> EXCERPT:
So mutual information can help us to discover *linear relationship*.  How about *non-linear*?


In [None]:
plt.clf()
plt.figure(num=None, figsize=(8, 8), dpi=DPI)

x = np.arange(-5, 5, 0.2) # generate x from -5 to 5 with increment of 0.2

# y = 0.5 * x^2 + noise, where noise is normally distributed
plt.subplot(221)
y = 0.5 * x ** 2 + norm.rvs(1, scale=.01, size=len(x))
_plot_mi_func(x, y)

plt.subplot(222)
y = 0.5 * x ** 2 + norm.rvs(1, scale=.1, size=len(x))
_plot_mi_func(x, y)

plt.subplot(223)
y = 0.5 * x ** 2 + norm.rvs(1, scale=1, size=len(x))
_plot_mi_func(x, y)

plt.subplot(224)
y = 0.5 * x ** 2 + norm.rvs(1, scale=10, size=len(x))
_plot_mi_func(x, y)

plt.autoscale(tight=True)
plt.grid(True)
plt.tight_layout()

save_png('05_mi_demo_2')

## Observation

So mutual information can be used to reveal **BOTH** *linear* and *non-linear* relationship between two features

So we can do the following:
1. Calculate the normalized mutual information for **all feature pairs**. For every
   pair with too high a value, which we would have to pre-determine this threshold, we 
   would then drop one of these two features.
2. For regression, we could drop the feature that has **too little mutual information** 
   with the targeted value.
   
This is ok for small number of features. If $d=1,000,000$, then we need to consider
$1000000 \times 999999$ pairs. Luckily, we can use various **feature projection methods**, like the **principle component analysis (PCA)**.

Another disadvantage is that we discard features that may not be that important in
isolation, but at times, we can find that some *combination of inputs* may determine 
the output. A good example is the XOR function wherein $X_1$ and $X_2$ are two input features.

## Using ML models to do feature selection (or filtering)

Another way people often use is to rely on the underlying ML model to do feature selection
via *filtering*.  This is known as **wrapper** and it can be achieved via the following:

1. Use features in X
2. Using model Y and input features in X to do the training
3. After step 2, examine the *importance* of individual feature in X
4. If the number of features is too big, then *filter* some least important ones from X, go to step 1.  Else, terminate.

> THE TASKS:
1. List every scale value passed to norm.rvs in the mutual information excerpt.
2. Extract the passage of the mutual information excerpt from "plt.subplot(223)" up to and including "save_png('05_mi_demo_2')".
These lines come from a different source than the excerpt.

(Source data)
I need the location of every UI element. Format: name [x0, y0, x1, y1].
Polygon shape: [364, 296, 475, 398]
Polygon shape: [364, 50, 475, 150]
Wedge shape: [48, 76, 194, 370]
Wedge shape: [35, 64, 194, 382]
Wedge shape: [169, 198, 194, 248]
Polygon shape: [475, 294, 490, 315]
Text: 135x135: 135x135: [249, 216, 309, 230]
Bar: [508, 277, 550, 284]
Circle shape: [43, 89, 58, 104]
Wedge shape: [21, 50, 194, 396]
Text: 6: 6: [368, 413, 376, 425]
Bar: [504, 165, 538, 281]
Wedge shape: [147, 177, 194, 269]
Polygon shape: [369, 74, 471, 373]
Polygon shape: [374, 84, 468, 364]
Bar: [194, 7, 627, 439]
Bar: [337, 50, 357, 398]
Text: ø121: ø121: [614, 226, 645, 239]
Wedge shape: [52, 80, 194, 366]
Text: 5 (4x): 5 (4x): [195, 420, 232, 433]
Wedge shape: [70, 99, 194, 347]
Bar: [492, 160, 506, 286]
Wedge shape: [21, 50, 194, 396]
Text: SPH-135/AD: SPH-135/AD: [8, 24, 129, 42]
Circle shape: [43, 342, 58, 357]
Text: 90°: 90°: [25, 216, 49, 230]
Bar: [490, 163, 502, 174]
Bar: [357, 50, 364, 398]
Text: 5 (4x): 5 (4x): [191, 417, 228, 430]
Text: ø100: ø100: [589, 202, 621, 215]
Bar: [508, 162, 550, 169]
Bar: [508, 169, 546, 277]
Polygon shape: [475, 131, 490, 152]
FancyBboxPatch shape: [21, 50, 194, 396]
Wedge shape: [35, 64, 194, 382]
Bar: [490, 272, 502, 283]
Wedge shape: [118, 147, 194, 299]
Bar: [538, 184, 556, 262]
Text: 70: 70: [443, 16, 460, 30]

> ANSWER LIST:
1. .01, .1, 1, 10

2.
plt.subplot(223)
y = 0.5 * x ** 2 + norm.rvs(1, scale=1, size=len(x))
_plot_mi_func(x, y)

plt.subplot(224)
y = 0.5 * x ** 2 + norm.rvs(1, scale=10, size=len(x))
_plot_mi_func(x, y)

plt.autoscale(tight=True)
plt.grid(True)
plt.tight_layout()

save_png('05_mi_demo_2')